▶ _What is expected_: Update the data below by replacing each occurrence of "data-point" with "data-marker" and leaving everything else unchanged. Omit the pictures from your answer.

##### Material for this task

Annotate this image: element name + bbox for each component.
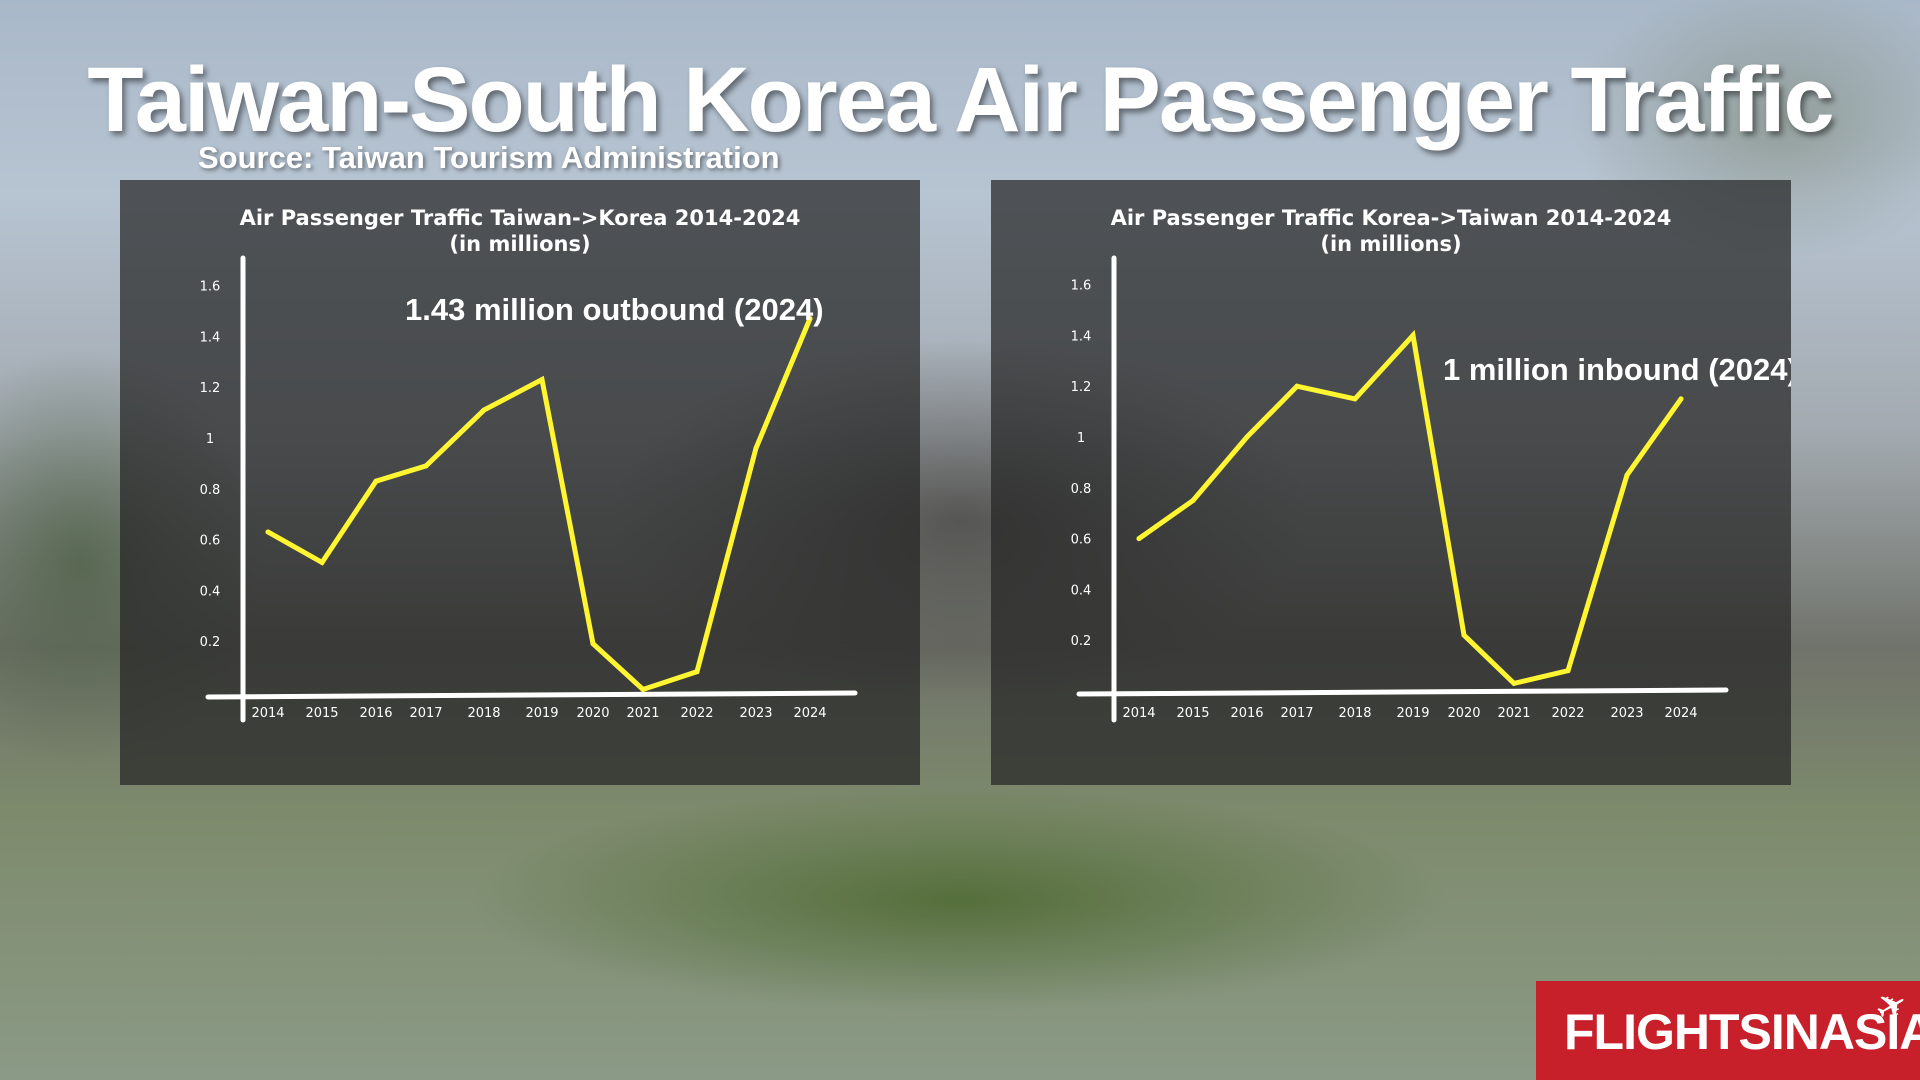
y-tick-label: 0.8 (1071, 482, 1092, 497)
x-tick-label: 2022 (1551, 706, 1584, 721)
chart-title: Air Passenger Traffic Korea->Taiwan 2014… (1111, 206, 1672, 230)
x-tick-label: 2021 (626, 706, 659, 721)
y-tick-label: 1.4 (1071, 329, 1092, 344)
x-tick-label: 2024 (1664, 706, 1697, 721)
series-line (265, 316, 813, 693)
x-tick-label: 2017 (1280, 706, 1313, 721)
x-axis-line (205, 690, 858, 700)
x-tick-label: 2014 (1122, 706, 1155, 721)
logo-text: FLIGHTSINASIA (1564, 1004, 1920, 1060)
x-tick-label: 2022 (680, 706, 713, 721)
series-line (1136, 329, 1684, 687)
x-tick-label: 2018 (467, 706, 500, 721)
x-tick-label: 2018 (1338, 706, 1371, 721)
y-tick-label: 0.2 (200, 635, 221, 650)
chart-annotation: 1.43 million outbound (2024) (405, 292, 824, 327)
data-point (265, 529, 271, 535)
chart-panel-outbound: Air Passenger Traffic Taiwan->Korea 2014… (120, 180, 920, 785)
data-point (590, 641, 596, 647)
y-tick-label: 1 (206, 432, 214, 447)
data-point (1190, 498, 1196, 503)
data-point (1294, 383, 1300, 389)
x-tick-label: 2021 (1497, 706, 1530, 721)
y-tick-label: 1.6 (1071, 279, 1092, 294)
data-point (1565, 668, 1571, 674)
page-title: Taiwan-South Korea Air Passenger Traffic (87, 49, 1834, 151)
data-point (1244, 434, 1250, 440)
x-tick-label: 2019 (525, 706, 558, 721)
source-caption: Source: Taiwan Tourism Administration (198, 140, 780, 175)
data-point (753, 445, 759, 451)
chart-panel-inbound: Air Passenger Traffic Korea->Taiwan 2014… (991, 180, 1791, 785)
x-tick-label: 2016 (359, 706, 392, 721)
data-point (423, 463, 429, 469)
data-point (1352, 396, 1358, 402)
x-tick-label: 2024 (793, 706, 826, 721)
y-tick-label: 0.8 (200, 483, 221, 498)
outbound-chart: Air Passenger Traffic Taiwan->Korea 2014… (200, 206, 858, 723)
data-point (1410, 332, 1416, 338)
x-tick-label: 2020 (1447, 706, 1480, 721)
x-tick-label: 2020 (576, 706, 609, 721)
data-point (373, 478, 379, 484)
chart-annotation: 1 million inbound (2024) (1443, 352, 1791, 387)
y-tick-label: 0.6 (1071, 533, 1092, 548)
y-tick-label: 0.4 (1071, 583, 1092, 598)
x-tick-label: 2014 (251, 706, 284, 721)
x-tick-label: 2019 (1396, 706, 1429, 721)
data-point (694, 669, 700, 675)
data-point (807, 316, 813, 322)
y-tick-label: 1.2 (200, 381, 221, 396)
data-point (1624, 472, 1630, 478)
y-tick-label: 0.4 (200, 584, 221, 599)
chart-subtitle: (in millions) (449, 232, 590, 256)
data-point (1461, 632, 1467, 638)
x-tick-label: 2015 (1176, 706, 1209, 721)
inbound-chart: Air Passenger Traffic Korea->Taiwan 2014… (1071, 206, 1791, 723)
y-tick-label: 1 (1077, 431, 1085, 446)
data-point (539, 377, 545, 383)
y-tick-label: 1.4 (200, 330, 221, 345)
x-tick-label: 2017 (409, 706, 442, 721)
y-tick-label: 1.2 (1071, 380, 1092, 395)
data-point (640, 686, 646, 692)
x-tick-label: 2016 (1230, 706, 1263, 721)
x-axis-line (1076, 687, 1729, 697)
x-tick-label: 2023 (739, 706, 772, 721)
x-tick-label: 2015 (305, 706, 338, 721)
data-point (1511, 680, 1517, 686)
data-point (1136, 536, 1142, 542)
chart-title: Air Passenger Traffic Taiwan->Korea 2014… (240, 206, 801, 230)
x-tick-label: 2023 (1610, 706, 1643, 721)
y-tick-label: 0.6 (200, 534, 221, 549)
data-point (1678, 396, 1684, 402)
data-point (319, 559, 325, 565)
chart-subtitle: (in millions) (1320, 232, 1461, 256)
data-point (481, 407, 487, 413)
y-tick-label: 1.6 (200, 280, 221, 295)
y-tick-label: 0.2 (1071, 634, 1092, 649)
brand-logo: FLIGHTSINASIA ✈ (1536, 980, 1920, 1080)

##########

▶ _Answer to the problem_:
Annotate this image: element name + bbox for each component.
y-tick-label: 0.8 (1071, 482, 1092, 497)
x-tick-label: 2022 (1551, 706, 1584, 721)
chart-title: Air Passenger Traffic Korea->Taiwan 2014… (1111, 206, 1672, 230)
x-tick-label: 2021 (626, 706, 659, 721)
y-tick-label: 1.4 (1071, 329, 1092, 344)
x-tick-label: 2024 (1664, 706, 1697, 721)
series-line (265, 316, 813, 693)
x-tick-label: 2017 (1280, 706, 1313, 721)
x-axis-line (205, 690, 858, 700)
x-tick-label: 2014 (1122, 706, 1155, 721)
logo-text: FLIGHTSINASIA (1564, 1004, 1920, 1060)
x-tick-label: 2022 (680, 706, 713, 721)
series-line (1136, 329, 1684, 687)
x-tick-label: 2018 (467, 706, 500, 721)
x-tick-label: 2018 (1338, 706, 1371, 721)
y-tick-label: 0.2 (200, 635, 221, 650)
chart-annotation: 1.43 million outbound (2024) (405, 292, 824, 327)
data-marker (265, 529, 271, 535)
chart-panel-outbound: Air Passenger Traffic Taiwan->Korea 2014… (120, 180, 920, 785)
data-marker (590, 641, 596, 647)
y-tick-label: 1 (206, 432, 214, 447)
data-marker (1190, 498, 1196, 503)
data-marker (1294, 383, 1300, 389)
x-tick-label: 2021 (1497, 706, 1530, 721)
y-tick-label: 1.6 (1071, 279, 1092, 294)
data-marker (1565, 668, 1571, 674)
page-title: Taiwan-South Korea Air Passenger Traffic (87, 49, 1834, 151)
data-marker (1244, 434, 1250, 440)
x-tick-label: 2019 (525, 706, 558, 721)
source-caption: Source: Taiwan Tourism Administration (198, 140, 780, 175)
data-marker (753, 445, 759, 451)
chart-panel-inbound: Air Passenger Traffic Korea->Taiwan 2014… (991, 180, 1791, 785)
x-tick-label: 2016 (359, 706, 392, 721)
data-marker (423, 463, 429, 469)
data-marker (1352, 396, 1358, 402)
x-tick-label: 2024 (793, 706, 826, 721)
y-tick-label: 0.8 (200, 483, 221, 498)
outbound-chart: Air Passenger Traffic Taiwan->Korea 2014… (200, 206, 858, 723)
data-marker (1410, 332, 1416, 338)
x-tick-label: 2020 (1447, 706, 1480, 721)
x-tick-label: 2020 (576, 706, 609, 721)
data-marker (373, 478, 379, 484)
chart-annotation: 1 million inbound (2024) (1443, 352, 1791, 387)
y-tick-label: 0.6 (1071, 533, 1092, 548)
y-tick-label: 0.4 (1071, 583, 1092, 598)
x-tick-label: 2014 (251, 706, 284, 721)
x-tick-label: 2019 (1396, 706, 1429, 721)
data-marker (694, 669, 700, 675)
data-marker (807, 316, 813, 322)
y-tick-label: 1.2 (200, 381, 221, 396)
data-marker (1624, 472, 1630, 478)
y-tick-label: 0.4 (200, 584, 221, 599)
chart-subtitle: (in millions) (449, 232, 590, 256)
data-marker (1461, 632, 1467, 638)
x-tick-label: 2015 (1176, 706, 1209, 721)
inbound-chart: Air Passenger Traffic Korea->Taiwan 2014… (1071, 206, 1791, 723)
y-tick-label: 1 (1077, 431, 1085, 446)
data-marker (539, 377, 545, 383)
y-tick-label: 1.4 (200, 330, 221, 345)
x-tick-label: 2017 (409, 706, 442, 721)
y-tick-label: 1.2 (1071, 380, 1092, 395)
data-marker (640, 686, 646, 692)
x-tick-label: 2016 (1230, 706, 1263, 721)
x-axis-line (1076, 687, 1729, 697)
x-tick-label: 2023 (739, 706, 772, 721)
x-tick-label: 2015 (305, 706, 338, 721)
data-marker (1511, 680, 1517, 686)
data-marker (1136, 536, 1142, 542)
chart-title: Air Passenger Traffic Taiwan->Korea 2014… (240, 206, 801, 230)
x-tick-label: 2023 (1610, 706, 1643, 721)
y-tick-label: 0.6 (200, 534, 221, 549)
data-marker (1678, 396, 1684, 402)
data-marker (319, 559, 325, 565)
chart-subtitle: (in millions) (1320, 232, 1461, 256)
data-marker (481, 407, 487, 413)
y-tick-label: 1.6 (200, 280, 221, 295)
y-tick-label: 0.2 (1071, 634, 1092, 649)
brand-logo: FLIGHTSINASIA ✈ (1536, 980, 1920, 1080)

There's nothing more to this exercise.